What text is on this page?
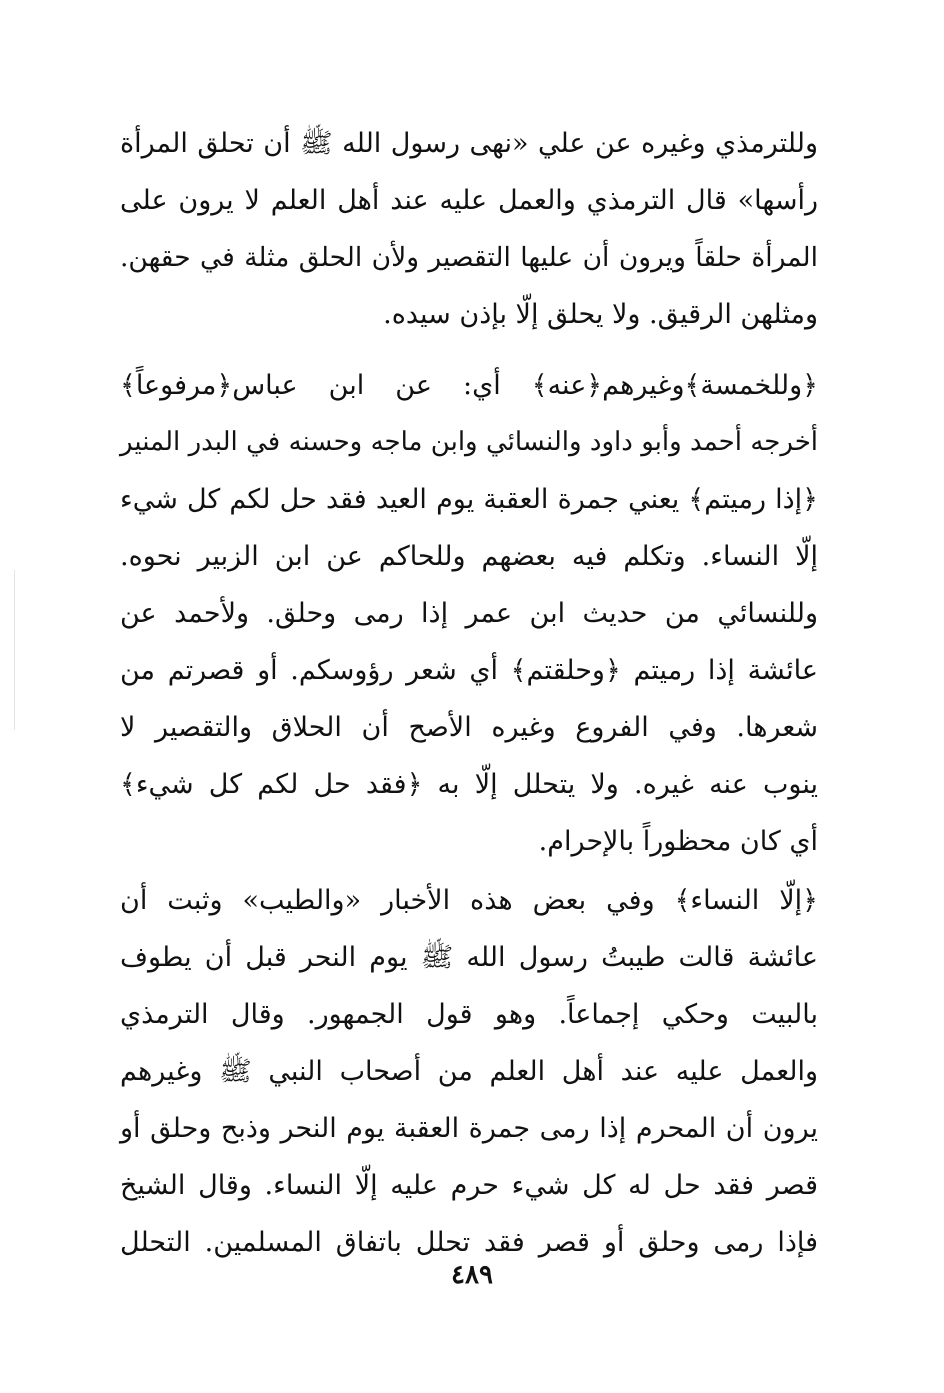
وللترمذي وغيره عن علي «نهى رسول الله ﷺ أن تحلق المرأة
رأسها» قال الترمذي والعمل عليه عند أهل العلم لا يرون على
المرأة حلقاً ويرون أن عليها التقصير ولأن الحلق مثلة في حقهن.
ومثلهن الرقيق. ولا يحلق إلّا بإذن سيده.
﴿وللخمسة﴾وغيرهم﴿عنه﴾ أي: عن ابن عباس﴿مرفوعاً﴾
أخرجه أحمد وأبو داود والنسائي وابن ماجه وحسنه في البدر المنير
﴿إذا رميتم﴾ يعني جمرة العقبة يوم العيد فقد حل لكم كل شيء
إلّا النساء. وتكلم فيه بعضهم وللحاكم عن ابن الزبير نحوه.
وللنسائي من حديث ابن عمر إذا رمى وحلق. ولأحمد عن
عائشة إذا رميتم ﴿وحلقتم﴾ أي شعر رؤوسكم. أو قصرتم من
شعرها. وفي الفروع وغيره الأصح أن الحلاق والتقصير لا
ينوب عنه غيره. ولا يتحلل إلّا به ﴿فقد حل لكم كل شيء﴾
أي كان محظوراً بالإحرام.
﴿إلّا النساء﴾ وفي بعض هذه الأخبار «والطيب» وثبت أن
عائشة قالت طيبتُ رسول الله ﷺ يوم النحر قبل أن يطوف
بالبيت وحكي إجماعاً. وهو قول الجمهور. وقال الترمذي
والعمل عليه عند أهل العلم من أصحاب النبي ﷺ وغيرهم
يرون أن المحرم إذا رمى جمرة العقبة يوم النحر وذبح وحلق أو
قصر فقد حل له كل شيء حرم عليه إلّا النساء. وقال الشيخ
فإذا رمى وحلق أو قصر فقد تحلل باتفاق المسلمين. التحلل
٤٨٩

--

Pictures are excluded; copy every other part of the records exactly.

**SOLUTION FOR THIS TASK**
What text is on this page?
وللترمذي وغيره عن علي «نهى رسول الله ﷺ أن تحلق المرأة
رأسها» قال الترمذي والعمل عليه عند أهل العلم لا يرون على
المرأة حلقاً ويرون أن عليها التقصير ولأن الحلق مثلة في حقهن.
ومثلهن الرقيق. ولا يحلق إلّا بإذن سيده.
﴿وللخمسة﴾وغيرهم﴿عنه﴾ أي: عن ابن عباس﴿مرفوعاً﴾
أخرجه أحمد وأبو داود والنسائي وابن ماجه وحسنه في البدر المنير
﴿إذا رميتم﴾ يعني جمرة العقبة يوم العيد فقد حل لكم كل شيء
إلّا النساء. وتكلم فيه بعضهم وللحاكم عن ابن الزبير نحوه.
وللنسائي من حديث ابن عمر إذا رمى وحلق. ولأحمد عن
عائشة إذا رميتم ﴿وحلقتم﴾ أي شعر رؤوسكم. أو قصرتم من
شعرها. وفي الفروع وغيره الأصح أن الحلاق والتقصير لا
ينوب عنه غيره. ولا يتحلل إلّا به ﴿فقد حل لكم كل شيء﴾
أي كان محظوراً بالإحرام.
﴿إلّا النساء﴾ وفي بعض هذه الأخبار «والطيب» وثبت أن
عائشة قالت طيبتُ رسول الله ﷺ يوم النحر قبل أن يطوف
بالبيت وحكي إجماعاً. وهو قول الجمهور. وقال الترمذي
والعمل عليه عند أهل العلم من أصحاب النبي ﷺ وغيرهم
يرون أن المحرم إذا رمى جمرة العقبة يوم النحر وذبح وحلق أو
قصر فقد حل له كل شيء حرم عليه إلّا النساء. وقال الشيخ
فإذا رمى وحلق أو قصر فقد تحلل باتفاق المسلمين. التحلل
٤٨٩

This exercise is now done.